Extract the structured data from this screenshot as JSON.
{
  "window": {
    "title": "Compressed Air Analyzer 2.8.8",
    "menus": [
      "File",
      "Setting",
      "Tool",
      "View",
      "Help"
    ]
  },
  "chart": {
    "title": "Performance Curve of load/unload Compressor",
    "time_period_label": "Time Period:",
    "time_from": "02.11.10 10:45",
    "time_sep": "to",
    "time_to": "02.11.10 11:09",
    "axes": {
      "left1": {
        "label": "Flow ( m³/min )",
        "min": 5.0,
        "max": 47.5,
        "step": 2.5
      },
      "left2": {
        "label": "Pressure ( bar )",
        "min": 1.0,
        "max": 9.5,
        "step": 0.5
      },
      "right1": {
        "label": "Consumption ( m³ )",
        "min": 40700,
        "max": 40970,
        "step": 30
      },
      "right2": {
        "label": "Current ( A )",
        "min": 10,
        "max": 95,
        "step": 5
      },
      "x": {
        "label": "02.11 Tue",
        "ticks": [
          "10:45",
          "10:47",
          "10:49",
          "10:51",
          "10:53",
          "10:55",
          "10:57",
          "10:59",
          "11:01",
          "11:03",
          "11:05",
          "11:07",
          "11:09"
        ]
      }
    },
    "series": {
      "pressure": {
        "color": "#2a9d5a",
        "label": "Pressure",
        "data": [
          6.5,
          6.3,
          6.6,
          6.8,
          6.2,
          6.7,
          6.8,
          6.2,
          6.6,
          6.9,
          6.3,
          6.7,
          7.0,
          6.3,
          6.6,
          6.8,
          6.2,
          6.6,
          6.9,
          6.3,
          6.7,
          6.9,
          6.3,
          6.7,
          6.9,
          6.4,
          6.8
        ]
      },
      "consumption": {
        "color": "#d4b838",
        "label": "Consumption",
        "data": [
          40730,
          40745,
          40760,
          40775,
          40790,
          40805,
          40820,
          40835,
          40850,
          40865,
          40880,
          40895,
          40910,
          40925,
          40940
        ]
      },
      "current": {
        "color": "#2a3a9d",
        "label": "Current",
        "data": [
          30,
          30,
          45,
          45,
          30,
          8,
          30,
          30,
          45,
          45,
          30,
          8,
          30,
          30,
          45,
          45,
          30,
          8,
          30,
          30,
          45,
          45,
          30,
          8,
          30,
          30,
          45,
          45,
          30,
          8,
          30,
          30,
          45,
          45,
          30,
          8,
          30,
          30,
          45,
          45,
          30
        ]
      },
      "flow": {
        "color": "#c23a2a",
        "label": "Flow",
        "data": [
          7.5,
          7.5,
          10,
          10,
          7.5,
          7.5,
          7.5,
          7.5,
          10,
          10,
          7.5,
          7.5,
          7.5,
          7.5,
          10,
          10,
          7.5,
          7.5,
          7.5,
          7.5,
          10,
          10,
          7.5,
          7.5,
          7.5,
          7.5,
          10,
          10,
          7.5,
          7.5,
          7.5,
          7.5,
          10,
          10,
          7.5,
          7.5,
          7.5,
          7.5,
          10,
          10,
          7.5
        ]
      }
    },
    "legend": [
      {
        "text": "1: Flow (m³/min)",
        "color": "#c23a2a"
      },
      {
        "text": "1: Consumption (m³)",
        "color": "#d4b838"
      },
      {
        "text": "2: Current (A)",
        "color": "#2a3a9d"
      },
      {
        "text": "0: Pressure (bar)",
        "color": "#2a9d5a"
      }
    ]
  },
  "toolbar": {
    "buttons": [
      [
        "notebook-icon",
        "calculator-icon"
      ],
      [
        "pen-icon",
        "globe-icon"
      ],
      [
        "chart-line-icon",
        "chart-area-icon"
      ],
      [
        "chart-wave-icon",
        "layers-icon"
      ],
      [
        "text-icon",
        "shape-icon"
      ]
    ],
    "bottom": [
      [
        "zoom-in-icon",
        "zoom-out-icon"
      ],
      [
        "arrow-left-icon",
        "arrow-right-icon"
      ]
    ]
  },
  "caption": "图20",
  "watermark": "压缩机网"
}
- - -
Please reproduce each line exactly as written.

**Task solution**
Extract the structured data from this screenshot as JSON.
{
  "window": {
    "title": "Compressed Air Analyzer 2.8.8",
    "menus": [
      "File",
      "Setting",
      "Tool",
      "View",
      "Help"
    ]
  },
  "chart": {
    "title": "Performance Curve of load/unload Compressor",
    "time_period_label": "Time Period:",
    "time_from": "02.11.10 10:45",
    "time_sep": "to",
    "time_to": "02.11.10 11:09",
    "axes": {
      "left1": {
        "label": "Flow ( m³/min )",
        "min": 5.0,
        "max": 47.5,
        "step": 2.5
      },
      "left2": {
        "label": "Pressure ( bar )",
        "min": 1.0,
        "max": 9.5,
        "step": 0.5
      },
      "right1": {
        "label": "Consumption ( m³ )",
        "min": 40700,
        "max": 40970,
        "step": 30
      },
      "right2": {
        "label": "Current ( A )",
        "min": 10,
        "max": 95,
        "step": 5
      },
      "x": {
        "label": "02.11 Tue",
        "ticks": [
          "10:45",
          "10:47",
          "10:49",
          "10:51",
          "10:53",
          "10:55",
          "10:57",
          "10:59",
          "11:01",
          "11:03",
          "11:05",
          "11:07",
          "11:09"
        ]
      }
    },
    "series": {
      "pressure": {
        "color": "#2a9d5a",
        "label": "Pressure",
        "data": [
          6.5,
          6.3,
          6.6,
          6.8,
          6.2,
          6.7,
          6.8,
          6.2,
          6.6,
          6.9,
          6.3,
          6.7,
          7.0,
          6.3,
          6.6,
          6.8,
          6.2,
          6.6,
          6.9,
          6.3,
          6.7,
          6.9,
          6.3,
          6.7,
          6.9,
          6.4,
          6.8
        ]
      },
      "consumption": {
        "color": "#d4b838",
        "label": "Consumption",
        "data": [
          40730,
          40745,
          40760,
          40775,
          40790,
          40805,
          40820,
          40835,
          40850,
          40865,
          40880,
          40895,
          40910,
          40925,
          40940
        ]
      },
      "current": {
        "color": "#2a3a9d",
        "label": "Current",
        "data": [
          30,
          30,
          45,
          45,
          30,
          8,
          30,
          30,
          45,
          45,
          30,
          8,
          30,
          30,
          45,
          45,
          30,
          8,
          30,
          30,
          45,
          45,
          30,
          8,
          30,
          30,
          45,
          45,
          30,
          8,
          30,
          30,
          45,
          45,
          30,
          8,
          30,
          30,
          45,
          45,
          30
        ]
      },
      "flow": {
        "color": "#c23a2a",
        "label": "Flow",
        "data": [
          7.5,
          7.5,
          10,
          10,
          7.5,
          7.5,
          7.5,
          7.5,
          10,
          10,
          7.5,
          7.5,
          7.5,
          7.5,
          10,
          10,
          7.5,
          7.5,
          7.5,
          7.5,
          10,
          10,
          7.5,
          7.5,
          7.5,
          7.5,
          10,
          10,
          7.5,
          7.5,
          7.5,
          7.5,
          10,
          10,
          7.5,
          7.5,
          7.5,
          7.5,
          10,
          10,
          7.5
        ]
      }
    },
    "legend": [
      {
        "text": "1: Flow (m³/min)",
        "color": "#c23a2a"
      },
      {
        "text": "1: Consumption (m³)",
        "color": "#d4b838"
      },
      {
        "text": "2: Current (A)",
        "color": "#2a3a9d"
      },
      {
        "text": "0: Pressure (bar)",
        "color": "#2a9d5a"
      }
    ]
  },
  "toolbar": {
    "buttons": [
      [
        "notebook-icon",
        "calculator-icon"
      ],
      [
        "pen-icon",
        "globe-icon"
      ],
      [
        "chart-line-icon",
        "chart-area-icon"
      ],
      [
        "chart-wave-icon",
        "layers-icon"
      ],
      [
        "text-icon",
        "shape-icon"
      ]
    ],
    "bottom": [
      [
        "zoom-in-icon",
        "zoom-out-icon"
      ],
      [
        "arrow-left-icon",
        "arrow-right-icon"
      ]
    ]
  },
  "caption": "图20",
  "watermark": "压缩机网"
}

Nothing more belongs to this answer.